▶ **TASK INPUTS**:
** BEGIN **

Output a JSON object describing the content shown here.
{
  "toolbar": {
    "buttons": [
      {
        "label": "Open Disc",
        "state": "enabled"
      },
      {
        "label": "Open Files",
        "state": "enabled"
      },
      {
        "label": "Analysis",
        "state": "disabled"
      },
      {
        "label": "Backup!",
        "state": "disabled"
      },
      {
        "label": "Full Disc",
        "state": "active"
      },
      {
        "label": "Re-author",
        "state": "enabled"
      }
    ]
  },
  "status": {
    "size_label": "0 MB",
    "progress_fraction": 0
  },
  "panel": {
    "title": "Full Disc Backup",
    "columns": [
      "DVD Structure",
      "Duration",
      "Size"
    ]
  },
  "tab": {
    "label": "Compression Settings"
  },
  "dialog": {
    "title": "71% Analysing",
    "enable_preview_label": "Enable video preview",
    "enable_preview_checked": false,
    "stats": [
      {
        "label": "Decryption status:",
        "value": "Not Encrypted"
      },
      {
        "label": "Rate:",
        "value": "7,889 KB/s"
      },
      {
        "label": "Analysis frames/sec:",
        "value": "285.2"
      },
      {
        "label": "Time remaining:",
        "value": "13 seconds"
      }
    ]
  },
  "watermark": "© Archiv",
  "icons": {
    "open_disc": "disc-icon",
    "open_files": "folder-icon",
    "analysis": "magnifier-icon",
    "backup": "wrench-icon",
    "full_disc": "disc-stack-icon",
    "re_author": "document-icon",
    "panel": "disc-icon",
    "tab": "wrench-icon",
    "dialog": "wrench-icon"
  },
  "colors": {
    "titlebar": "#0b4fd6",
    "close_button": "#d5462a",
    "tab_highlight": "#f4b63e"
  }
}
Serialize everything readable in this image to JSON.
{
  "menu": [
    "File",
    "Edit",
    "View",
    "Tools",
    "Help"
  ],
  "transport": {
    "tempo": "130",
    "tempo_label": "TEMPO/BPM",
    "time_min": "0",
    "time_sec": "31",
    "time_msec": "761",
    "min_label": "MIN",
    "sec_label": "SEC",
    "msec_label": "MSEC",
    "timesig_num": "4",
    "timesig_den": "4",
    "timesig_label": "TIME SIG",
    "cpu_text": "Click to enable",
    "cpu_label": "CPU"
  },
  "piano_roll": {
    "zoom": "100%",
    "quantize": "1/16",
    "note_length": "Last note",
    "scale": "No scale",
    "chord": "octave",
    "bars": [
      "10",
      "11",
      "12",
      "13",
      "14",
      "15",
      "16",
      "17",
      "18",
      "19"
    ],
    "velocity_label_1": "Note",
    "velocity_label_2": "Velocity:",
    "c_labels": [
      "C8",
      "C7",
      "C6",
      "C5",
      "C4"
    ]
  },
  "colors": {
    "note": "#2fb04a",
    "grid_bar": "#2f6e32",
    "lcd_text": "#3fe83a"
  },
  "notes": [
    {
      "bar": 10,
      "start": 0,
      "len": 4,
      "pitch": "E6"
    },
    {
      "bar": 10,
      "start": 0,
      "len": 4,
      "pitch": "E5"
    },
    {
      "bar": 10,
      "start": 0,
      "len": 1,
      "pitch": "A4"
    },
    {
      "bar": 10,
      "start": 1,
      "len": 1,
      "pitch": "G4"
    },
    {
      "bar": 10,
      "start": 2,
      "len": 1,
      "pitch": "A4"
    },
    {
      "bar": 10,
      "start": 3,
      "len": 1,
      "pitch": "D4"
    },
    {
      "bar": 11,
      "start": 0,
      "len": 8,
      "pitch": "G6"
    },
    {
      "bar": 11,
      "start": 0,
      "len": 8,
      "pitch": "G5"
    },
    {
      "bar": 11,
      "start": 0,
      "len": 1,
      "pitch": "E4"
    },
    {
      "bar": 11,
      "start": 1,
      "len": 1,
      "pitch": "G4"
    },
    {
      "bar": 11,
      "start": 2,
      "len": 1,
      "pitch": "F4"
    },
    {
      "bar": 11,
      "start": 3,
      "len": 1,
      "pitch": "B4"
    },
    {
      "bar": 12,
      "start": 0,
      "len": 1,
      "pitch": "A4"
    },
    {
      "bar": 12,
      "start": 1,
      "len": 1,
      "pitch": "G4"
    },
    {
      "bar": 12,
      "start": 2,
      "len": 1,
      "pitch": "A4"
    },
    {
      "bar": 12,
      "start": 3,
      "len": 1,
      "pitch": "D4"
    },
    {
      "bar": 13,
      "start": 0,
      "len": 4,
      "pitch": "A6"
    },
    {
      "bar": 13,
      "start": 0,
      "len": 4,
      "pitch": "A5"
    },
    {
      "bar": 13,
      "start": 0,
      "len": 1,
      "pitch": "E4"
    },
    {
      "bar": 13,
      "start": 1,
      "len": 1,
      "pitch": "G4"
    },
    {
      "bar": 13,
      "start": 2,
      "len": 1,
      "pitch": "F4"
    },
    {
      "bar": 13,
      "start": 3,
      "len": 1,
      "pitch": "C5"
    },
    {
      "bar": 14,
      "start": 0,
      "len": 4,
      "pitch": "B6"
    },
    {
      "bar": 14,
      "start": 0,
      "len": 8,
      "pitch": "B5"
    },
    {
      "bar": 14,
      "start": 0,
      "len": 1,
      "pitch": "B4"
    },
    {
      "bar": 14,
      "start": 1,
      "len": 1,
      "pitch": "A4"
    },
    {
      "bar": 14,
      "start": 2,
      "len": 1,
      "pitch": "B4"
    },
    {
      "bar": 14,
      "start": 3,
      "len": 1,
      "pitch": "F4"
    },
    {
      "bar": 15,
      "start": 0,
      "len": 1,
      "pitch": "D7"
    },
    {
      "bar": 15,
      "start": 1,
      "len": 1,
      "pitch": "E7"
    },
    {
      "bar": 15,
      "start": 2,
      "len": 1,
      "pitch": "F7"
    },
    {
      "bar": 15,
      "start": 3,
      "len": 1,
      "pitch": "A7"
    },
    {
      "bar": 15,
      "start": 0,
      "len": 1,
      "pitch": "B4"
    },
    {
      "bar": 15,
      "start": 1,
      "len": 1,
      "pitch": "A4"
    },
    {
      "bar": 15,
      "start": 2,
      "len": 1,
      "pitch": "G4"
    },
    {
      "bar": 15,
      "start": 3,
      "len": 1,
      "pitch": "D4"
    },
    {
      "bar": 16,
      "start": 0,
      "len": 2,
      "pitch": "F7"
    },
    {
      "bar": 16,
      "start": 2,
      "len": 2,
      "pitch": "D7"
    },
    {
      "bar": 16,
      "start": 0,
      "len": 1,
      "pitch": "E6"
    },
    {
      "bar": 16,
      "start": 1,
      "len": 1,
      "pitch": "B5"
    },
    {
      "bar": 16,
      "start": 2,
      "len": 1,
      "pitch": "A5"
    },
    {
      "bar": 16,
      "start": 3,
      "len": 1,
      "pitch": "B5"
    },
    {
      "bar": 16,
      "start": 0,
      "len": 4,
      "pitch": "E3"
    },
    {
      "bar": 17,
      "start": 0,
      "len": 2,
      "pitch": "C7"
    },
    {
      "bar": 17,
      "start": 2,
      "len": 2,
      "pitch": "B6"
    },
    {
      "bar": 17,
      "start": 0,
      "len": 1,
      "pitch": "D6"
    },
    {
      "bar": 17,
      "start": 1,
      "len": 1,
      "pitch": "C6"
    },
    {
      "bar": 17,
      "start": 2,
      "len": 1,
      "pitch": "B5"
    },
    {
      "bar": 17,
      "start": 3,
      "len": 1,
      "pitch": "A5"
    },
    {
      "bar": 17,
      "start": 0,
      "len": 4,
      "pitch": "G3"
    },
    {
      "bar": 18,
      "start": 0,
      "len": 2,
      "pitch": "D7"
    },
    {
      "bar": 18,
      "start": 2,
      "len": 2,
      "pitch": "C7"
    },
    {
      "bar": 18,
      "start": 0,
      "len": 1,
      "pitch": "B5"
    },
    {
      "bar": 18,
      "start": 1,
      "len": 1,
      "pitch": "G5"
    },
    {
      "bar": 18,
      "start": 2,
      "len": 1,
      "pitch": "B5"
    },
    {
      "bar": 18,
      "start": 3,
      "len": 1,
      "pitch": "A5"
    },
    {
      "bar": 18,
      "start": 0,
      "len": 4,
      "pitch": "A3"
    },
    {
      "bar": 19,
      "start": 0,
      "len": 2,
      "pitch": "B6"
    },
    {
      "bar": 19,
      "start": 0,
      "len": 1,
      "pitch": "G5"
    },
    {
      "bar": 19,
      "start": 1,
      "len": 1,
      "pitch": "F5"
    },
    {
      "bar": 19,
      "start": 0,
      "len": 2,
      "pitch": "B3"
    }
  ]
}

** END **

▶ **GOAL OF THE EXERCISE**: Show every line above in which the word "wrench" occurs.

▶ **FULL SOLUTION**:
    "backup": "wrench-icon",
    "tab": "wrench-icon",
    "dialog": "wrench-icon"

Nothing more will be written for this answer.